• _Directive_
Copy out all the data, word for word.

• _Records_
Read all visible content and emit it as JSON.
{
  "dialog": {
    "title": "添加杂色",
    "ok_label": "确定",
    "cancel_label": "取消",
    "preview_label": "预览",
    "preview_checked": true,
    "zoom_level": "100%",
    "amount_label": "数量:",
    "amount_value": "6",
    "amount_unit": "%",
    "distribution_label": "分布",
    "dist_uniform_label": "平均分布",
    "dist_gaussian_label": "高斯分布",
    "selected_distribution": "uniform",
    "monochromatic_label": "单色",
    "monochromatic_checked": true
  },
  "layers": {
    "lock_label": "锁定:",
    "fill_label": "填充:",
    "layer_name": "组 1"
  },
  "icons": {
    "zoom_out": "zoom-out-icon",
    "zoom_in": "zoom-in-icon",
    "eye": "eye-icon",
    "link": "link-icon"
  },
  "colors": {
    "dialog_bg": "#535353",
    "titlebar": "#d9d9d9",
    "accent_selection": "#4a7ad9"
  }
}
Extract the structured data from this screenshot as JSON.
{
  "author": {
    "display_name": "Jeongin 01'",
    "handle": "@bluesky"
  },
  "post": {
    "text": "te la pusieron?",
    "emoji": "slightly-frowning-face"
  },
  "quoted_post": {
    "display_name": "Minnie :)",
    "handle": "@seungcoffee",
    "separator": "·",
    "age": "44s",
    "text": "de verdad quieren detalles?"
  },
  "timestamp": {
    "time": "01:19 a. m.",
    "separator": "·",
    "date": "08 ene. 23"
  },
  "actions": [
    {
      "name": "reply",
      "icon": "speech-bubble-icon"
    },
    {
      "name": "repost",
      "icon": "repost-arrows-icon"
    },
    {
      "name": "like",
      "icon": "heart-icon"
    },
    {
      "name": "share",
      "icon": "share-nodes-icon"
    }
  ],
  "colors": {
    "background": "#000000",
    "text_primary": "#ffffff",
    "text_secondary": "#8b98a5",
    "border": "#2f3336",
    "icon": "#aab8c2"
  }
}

• _Result_
Read all visible content and emit it as JSON.
{
  "dialog": {
    "title": "添加杂色",
    "ok_label": "确定",
    "cancel_label": "取消",
    "preview_label": "预览",
    "preview_checked": true,
    "zoom_level": "100%",
    "amount_label": "数量:",
    "amount_value": "6",
    "amount_unit": "%",
    "distribution_label": "分布",
    "dist_uniform_label": "平均分布",
    "dist_gaussian_label": "高斯分布",
    "selected_distribution": "uniform",
    "monochromatic_label": "单色",
    "monochromatic_checked": true
  },
  "layers": {
    "lock_label": "锁定:",
    "fill_label": "填充:",
    "layer_name": "组 1"
  },
  "icons": {
    "zoom_out": "zoom-out-icon",
    "zoom_in": "zoom-in-icon",
    "eye": "eye-icon",
    "link": "link-icon"
  },
  "colors": {
    "dialog_bg": "#535353",
    "titlebar": "#d9d9d9",
    "accent_selection": "#4a7ad9"
  }
}
Extract the structured data from this screenshot as JSON.
{
  "author": {
    "display_name": "Jeongin 01'",
    "handle": "@bluesky"
  },
  "post": {
    "text": "te la pusieron?",
    "emoji": "slightly-frowning-face"
  },
  "quoted_post": {
    "display_name": "Minnie :)",
    "handle": "@seungcoffee",
    "separator": "·",
    "age": "44s",
    "text": "de verdad quieren detalles?"
  },
  "timestamp": {
    "time": "01:19 a. m.",
    "separator": "·",
    "date": "08 ene. 23"
  },
  "actions": [
    {
      "name": "reply",
      "icon": "speech-bubble-icon"
    },
    {
      "name": "repost",
      "icon": "repost-arrows-icon"
    },
    {
      "name": "like",
      "icon": "heart-icon"
    },
    {
      "name": "share",
      "icon": "share-nodes-icon"
    }
  ],
  "colors": {
    "background": "#000000",
    "text_primary": "#ffffff",
    "text_secondary": "#8b98a5",
    "border": "#2f3336",
    "icon": "#aab8c2"
  }
}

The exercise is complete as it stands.